- [Request]:
Please print every record below exactly as it appears.
### Dataset ###
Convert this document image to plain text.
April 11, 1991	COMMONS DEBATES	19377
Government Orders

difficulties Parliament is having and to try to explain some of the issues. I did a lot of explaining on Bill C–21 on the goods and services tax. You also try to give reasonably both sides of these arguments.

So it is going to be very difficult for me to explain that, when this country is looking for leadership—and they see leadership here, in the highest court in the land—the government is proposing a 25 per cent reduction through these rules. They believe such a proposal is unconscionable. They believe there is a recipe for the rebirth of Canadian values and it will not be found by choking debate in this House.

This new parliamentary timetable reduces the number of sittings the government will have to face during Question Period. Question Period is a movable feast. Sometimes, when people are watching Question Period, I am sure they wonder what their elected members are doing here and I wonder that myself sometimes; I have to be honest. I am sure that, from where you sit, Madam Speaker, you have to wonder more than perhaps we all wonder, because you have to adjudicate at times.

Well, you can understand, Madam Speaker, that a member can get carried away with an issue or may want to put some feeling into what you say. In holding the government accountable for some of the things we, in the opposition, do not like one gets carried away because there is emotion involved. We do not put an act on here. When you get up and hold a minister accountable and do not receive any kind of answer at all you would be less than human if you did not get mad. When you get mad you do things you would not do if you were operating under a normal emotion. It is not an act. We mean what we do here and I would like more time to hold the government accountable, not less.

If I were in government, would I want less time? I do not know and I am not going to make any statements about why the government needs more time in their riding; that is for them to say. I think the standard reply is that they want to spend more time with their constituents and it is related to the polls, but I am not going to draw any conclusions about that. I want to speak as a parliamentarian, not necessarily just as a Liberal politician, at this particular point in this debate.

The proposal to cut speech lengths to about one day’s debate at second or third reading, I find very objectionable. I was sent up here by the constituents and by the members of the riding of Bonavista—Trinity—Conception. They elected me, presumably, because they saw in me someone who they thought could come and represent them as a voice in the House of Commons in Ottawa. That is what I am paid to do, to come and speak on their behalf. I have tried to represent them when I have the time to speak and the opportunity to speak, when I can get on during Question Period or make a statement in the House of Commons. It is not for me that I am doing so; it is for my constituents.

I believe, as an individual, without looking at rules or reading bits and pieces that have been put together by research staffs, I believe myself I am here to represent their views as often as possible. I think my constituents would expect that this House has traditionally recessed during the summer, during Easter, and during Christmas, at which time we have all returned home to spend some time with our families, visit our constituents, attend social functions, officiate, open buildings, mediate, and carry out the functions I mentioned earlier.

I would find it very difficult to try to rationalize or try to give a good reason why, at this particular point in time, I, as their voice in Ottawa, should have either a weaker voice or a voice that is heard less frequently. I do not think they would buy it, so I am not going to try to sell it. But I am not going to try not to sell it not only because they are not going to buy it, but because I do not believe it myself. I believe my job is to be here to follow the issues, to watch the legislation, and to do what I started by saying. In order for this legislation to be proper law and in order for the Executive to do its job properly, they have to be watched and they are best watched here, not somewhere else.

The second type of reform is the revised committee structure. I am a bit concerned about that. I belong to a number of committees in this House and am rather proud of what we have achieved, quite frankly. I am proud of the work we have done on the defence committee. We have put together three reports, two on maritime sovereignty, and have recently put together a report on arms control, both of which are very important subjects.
###
- [Expected answer]:
Convert this document image to plain text.
April 11, 1991	COMMONS DEBATES	19377
Government Orders

difficulties Parliament is having and to try to explain some of the issues. I did a lot of explaining on Bill C–21 on the goods and services tax. You also try to give reasonably both sides of these arguments.

So it is going to be very difficult for me to explain that, when this country is looking for leadership—and they see leadership here, in the highest court in the land—the government is proposing a 25 per cent reduction through these rules. They believe such a proposal is unconscionable. They believe there is a recipe for the rebirth of Canadian values and it will not be found by choking debate in this House.

This new parliamentary timetable reduces the number of sittings the government will have to face during Question Period. Question Period is a movable feast. Sometimes, when people are watching Question Period, I am sure they wonder what their elected members are doing here and I wonder that myself sometimes; I have to be honest. I am sure that, from where you sit, Madam Speaker, you have to wonder more than perhaps we all wonder, because you have to adjudicate at times.

Well, you can understand, Madam Speaker, that a member can get carried away with an issue or may want to put some feeling into what you say. In holding the government accountable for some of the things we, in the opposition, do not like one gets carried away because there is emotion involved. We do not put an act on here. When you get up and hold a minister accountable and do not receive any kind of answer at all you would be less than human if you did not get mad. When you get mad you do things you would not do if you were operating under a normal emotion. It is not an act. We mean what we do here and I would like more time to hold the government accountable, not less.

If I were in government, would I want less time? I do not know and I am not going to make any statements about why the government needs more time in their riding; that is for them to say. I think the standard reply is that they want to spend more time with their constituents and it is related to the polls, but I am not going to draw any conclusions about that. I want to speak as a parliamentarian, not necessarily just as a Liberal politician, at this particular point in this debate.

The proposal to cut speech lengths to about one day’s debate at second or third reading, I find very objectionable. I was sent up here by the constituents and by the members of the riding of Bonavista—Trinity—Conception. They elected me, presumably, because they saw in me someone who they thought could come and represent them as a voice in the House of Commons in Ottawa. That is what I am paid to do, to come and speak on their behalf. I have tried to represent them when I have the time to speak and the opportunity to speak, when I can get on during Question Period or make a statement in the House of Commons. It is not for me that I am doing so; it is for my constituents.

I believe, as an individual, without looking at rules or reading bits and pieces that have been put together by research staffs, I believe myself I am here to represent their views as often as possible. I think my constituents would expect that this House has traditionally recessed during the summer, during Easter, and during Christmas, at which time we have all returned home to spend some time with our families, visit our constituents, attend social functions, officiate, open buildings, mediate, and carry out the functions I mentioned earlier.

I would find it very difficult to try to rationalize or try to give a good reason why, at this particular point in time, I, as their voice in Ottawa, should have either a weaker voice or a voice that is heard less frequently. I do not think they would buy it, so I am not going to try to sell it. But I am not going to try not to sell it not only because they are not going to buy it, but because I do not believe it myself. I believe my job is to be here to follow the issues, to watch the legislation, and to do what I started by saying. In order for this legislation to be proper law and in order for the Executive to do its job properly, they have to be watched and they are best watched here, not somewhere else.

The second type of reform is the revised committee structure. I am a bit concerned about that. I belong to a number of committees in this House and am rather proud of what we have achieved, quite frankly. I am proud of the work we have done on the defence committee. We have put together three reports, two on maritime sovereignty, and have recently put together a report on arms control, both of which are very important subjects.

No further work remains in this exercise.